How many lines in the records below contain the word "name"? Reply with the number alone.
--- Start of Given records ---
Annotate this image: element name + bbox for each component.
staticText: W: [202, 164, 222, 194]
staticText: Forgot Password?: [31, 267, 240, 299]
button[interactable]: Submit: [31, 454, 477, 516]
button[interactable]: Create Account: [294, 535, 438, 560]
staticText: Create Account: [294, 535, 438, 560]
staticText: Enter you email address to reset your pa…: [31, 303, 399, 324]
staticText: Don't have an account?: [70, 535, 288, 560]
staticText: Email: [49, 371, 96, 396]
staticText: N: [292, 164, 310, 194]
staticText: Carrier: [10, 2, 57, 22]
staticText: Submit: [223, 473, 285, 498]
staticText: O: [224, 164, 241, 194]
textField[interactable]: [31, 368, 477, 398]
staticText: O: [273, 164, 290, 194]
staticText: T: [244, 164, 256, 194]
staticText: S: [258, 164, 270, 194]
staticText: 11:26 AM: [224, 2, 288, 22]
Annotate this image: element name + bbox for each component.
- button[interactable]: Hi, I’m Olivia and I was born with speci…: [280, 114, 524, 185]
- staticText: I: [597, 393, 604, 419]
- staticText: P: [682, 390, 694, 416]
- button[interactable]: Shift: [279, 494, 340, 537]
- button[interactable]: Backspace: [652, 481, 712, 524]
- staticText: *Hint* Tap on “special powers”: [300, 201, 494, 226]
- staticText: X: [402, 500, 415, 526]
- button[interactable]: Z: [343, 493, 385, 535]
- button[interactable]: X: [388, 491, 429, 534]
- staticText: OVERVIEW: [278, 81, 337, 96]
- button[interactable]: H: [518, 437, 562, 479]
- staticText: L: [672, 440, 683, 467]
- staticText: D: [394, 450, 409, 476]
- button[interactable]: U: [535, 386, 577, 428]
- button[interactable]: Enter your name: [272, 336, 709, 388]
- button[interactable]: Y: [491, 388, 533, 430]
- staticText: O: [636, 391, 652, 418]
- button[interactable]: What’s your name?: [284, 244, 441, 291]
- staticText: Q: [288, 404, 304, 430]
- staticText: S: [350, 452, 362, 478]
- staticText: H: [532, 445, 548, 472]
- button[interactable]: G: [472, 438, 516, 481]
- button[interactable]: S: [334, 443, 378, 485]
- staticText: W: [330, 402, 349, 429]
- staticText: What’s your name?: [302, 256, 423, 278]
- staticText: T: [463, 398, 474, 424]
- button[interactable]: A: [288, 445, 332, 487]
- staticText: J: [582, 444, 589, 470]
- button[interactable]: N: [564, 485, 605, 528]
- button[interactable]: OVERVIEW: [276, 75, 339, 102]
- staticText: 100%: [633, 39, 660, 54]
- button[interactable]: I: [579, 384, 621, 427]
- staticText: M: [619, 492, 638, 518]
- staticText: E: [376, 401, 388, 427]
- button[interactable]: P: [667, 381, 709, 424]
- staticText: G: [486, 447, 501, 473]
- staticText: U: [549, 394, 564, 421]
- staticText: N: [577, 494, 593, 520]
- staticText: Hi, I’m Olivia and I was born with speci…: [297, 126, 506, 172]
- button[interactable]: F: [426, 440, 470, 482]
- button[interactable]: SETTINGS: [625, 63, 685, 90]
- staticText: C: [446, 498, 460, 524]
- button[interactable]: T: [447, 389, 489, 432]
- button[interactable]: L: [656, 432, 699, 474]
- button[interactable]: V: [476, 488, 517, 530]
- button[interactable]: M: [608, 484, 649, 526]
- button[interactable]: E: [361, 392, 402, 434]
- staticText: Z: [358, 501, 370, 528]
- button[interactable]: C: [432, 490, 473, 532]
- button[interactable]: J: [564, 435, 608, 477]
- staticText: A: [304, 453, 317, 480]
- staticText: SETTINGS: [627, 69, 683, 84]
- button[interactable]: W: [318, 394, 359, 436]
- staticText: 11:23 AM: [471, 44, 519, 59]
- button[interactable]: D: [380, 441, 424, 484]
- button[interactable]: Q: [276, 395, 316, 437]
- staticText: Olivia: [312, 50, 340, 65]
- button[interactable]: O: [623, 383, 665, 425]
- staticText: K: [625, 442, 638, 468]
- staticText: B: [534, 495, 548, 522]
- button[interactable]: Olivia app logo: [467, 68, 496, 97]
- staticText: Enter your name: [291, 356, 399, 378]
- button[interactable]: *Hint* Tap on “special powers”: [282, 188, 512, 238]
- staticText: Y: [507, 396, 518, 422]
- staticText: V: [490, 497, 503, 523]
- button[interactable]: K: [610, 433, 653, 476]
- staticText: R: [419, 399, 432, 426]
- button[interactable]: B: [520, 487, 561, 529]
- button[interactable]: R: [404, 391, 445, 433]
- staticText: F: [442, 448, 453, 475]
--- End of Given records ---
» The answer
6